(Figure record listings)
........

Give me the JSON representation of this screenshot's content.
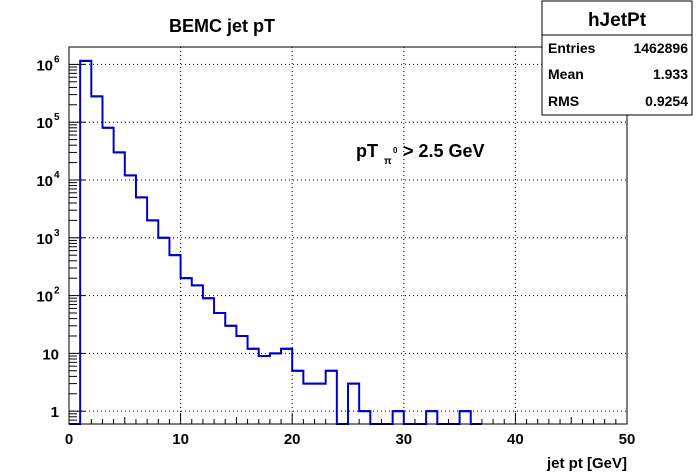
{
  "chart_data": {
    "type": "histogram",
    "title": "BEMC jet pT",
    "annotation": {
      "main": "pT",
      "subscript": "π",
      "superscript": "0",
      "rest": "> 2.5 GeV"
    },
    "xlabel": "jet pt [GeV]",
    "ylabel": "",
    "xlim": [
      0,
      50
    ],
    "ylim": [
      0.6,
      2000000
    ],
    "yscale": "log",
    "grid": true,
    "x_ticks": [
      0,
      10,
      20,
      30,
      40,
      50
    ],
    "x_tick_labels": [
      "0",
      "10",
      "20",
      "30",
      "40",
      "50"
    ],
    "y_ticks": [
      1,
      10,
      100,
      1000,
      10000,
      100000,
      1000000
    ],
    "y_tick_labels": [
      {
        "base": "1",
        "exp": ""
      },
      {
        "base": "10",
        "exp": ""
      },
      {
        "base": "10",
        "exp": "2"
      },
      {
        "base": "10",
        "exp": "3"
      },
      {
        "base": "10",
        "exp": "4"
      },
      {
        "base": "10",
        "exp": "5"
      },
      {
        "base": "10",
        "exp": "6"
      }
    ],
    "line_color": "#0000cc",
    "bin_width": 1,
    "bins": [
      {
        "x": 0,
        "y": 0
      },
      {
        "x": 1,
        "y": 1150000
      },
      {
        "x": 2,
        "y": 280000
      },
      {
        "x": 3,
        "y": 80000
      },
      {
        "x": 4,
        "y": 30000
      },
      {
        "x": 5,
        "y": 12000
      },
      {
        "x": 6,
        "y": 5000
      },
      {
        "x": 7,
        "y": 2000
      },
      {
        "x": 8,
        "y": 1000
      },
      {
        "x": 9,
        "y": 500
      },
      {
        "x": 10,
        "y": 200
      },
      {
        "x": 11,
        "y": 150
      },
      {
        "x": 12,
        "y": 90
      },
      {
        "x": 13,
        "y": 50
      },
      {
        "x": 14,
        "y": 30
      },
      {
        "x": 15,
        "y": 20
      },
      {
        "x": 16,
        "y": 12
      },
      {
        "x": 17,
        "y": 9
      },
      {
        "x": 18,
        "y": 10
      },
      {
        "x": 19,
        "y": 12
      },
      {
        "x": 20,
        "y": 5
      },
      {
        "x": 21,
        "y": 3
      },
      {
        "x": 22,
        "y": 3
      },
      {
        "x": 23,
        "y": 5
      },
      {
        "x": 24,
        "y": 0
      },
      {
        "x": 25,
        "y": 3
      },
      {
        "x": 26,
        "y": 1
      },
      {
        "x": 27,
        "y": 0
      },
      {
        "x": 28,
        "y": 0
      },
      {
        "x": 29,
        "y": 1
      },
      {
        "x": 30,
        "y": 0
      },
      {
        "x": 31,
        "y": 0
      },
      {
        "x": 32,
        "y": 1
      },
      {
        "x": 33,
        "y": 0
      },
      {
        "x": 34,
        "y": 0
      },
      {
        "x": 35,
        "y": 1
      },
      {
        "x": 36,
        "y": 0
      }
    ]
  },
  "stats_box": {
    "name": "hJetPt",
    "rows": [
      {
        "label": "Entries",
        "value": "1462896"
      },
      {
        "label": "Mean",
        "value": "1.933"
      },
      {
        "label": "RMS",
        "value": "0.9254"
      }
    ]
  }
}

........

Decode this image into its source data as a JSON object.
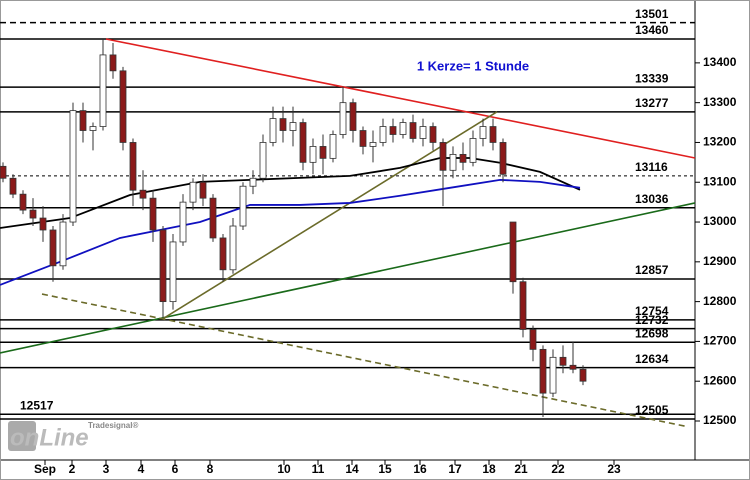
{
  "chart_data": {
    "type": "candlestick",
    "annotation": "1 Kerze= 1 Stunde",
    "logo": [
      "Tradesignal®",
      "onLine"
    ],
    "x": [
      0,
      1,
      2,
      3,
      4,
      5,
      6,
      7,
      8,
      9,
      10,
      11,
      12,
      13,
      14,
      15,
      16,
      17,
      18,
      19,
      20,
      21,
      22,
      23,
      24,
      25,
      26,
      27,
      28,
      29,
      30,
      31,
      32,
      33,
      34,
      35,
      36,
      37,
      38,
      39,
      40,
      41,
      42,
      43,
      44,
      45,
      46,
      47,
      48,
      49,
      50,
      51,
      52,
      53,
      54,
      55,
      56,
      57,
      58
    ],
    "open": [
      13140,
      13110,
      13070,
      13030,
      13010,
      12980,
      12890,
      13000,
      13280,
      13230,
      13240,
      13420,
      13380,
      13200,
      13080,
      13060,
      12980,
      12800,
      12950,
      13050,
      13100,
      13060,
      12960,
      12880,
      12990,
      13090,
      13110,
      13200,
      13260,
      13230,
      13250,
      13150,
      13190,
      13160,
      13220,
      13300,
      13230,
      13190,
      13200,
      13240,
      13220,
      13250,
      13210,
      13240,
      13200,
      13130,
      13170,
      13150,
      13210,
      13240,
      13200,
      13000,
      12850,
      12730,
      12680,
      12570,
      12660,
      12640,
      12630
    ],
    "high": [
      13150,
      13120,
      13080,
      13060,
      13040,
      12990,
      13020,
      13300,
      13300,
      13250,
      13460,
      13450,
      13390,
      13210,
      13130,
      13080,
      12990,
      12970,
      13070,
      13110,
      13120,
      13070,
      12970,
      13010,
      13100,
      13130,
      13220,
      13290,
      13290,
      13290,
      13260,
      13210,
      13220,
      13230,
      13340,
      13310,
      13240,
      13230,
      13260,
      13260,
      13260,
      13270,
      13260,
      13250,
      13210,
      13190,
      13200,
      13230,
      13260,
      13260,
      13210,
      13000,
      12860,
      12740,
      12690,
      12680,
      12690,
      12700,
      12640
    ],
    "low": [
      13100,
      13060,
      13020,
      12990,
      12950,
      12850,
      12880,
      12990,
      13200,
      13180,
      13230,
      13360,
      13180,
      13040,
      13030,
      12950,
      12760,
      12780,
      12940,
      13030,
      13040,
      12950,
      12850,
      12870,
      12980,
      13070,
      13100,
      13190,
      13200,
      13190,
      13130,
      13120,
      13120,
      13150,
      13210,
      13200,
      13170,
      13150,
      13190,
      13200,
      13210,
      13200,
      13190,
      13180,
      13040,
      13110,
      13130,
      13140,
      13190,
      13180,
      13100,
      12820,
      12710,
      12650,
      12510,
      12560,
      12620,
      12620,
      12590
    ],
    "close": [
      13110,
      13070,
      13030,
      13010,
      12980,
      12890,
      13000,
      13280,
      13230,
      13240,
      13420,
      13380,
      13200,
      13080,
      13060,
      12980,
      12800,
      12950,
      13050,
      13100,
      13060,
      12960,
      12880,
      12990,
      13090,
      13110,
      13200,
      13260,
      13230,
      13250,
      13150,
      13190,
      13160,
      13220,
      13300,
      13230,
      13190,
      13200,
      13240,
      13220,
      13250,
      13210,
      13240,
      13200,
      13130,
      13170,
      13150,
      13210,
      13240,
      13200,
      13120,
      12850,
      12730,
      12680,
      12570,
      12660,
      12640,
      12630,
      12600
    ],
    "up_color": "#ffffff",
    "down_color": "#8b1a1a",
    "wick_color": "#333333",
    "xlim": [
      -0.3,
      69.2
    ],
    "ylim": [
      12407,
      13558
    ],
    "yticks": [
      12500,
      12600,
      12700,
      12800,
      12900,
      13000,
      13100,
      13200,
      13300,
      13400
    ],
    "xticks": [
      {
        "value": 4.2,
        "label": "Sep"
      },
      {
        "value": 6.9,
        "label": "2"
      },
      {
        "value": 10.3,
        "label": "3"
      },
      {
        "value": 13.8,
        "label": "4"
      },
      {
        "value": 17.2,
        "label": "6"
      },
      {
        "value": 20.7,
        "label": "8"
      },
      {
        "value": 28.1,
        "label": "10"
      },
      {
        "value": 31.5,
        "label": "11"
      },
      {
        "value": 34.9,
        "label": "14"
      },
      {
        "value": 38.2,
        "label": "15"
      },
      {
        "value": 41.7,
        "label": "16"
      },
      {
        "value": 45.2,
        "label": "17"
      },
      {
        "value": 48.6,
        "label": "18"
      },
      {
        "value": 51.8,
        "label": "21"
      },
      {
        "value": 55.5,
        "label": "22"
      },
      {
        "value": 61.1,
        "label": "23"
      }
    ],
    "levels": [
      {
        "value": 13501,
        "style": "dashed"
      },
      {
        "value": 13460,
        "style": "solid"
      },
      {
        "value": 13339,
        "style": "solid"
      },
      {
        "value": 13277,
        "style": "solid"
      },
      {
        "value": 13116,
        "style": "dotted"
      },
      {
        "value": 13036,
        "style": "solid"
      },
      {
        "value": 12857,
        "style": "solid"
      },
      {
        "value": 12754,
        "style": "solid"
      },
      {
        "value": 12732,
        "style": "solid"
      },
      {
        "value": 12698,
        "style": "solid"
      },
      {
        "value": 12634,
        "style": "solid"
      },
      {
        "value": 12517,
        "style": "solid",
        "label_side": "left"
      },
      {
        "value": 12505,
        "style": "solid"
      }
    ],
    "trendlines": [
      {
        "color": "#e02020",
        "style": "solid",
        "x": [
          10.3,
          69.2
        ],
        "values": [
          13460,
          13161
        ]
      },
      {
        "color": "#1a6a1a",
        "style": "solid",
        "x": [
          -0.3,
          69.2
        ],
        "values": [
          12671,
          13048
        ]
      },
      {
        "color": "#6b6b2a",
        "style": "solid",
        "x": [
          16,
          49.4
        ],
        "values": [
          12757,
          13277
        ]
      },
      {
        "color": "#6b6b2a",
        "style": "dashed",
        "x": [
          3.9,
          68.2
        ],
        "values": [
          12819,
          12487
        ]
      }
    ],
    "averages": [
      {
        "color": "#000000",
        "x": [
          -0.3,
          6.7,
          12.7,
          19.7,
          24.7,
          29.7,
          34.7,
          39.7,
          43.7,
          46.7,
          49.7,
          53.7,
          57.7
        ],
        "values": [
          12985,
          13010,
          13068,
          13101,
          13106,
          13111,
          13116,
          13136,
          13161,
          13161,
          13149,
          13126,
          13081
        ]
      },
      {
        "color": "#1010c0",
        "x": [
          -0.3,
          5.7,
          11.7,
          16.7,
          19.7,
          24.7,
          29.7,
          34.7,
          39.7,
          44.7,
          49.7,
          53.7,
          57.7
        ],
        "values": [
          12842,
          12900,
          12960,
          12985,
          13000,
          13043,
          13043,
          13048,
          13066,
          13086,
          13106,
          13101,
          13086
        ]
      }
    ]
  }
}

........

# TO BE DONE
Give only the number of lines in the entries above that contain the string "JSON".

# EXERCISE SOLUTION
2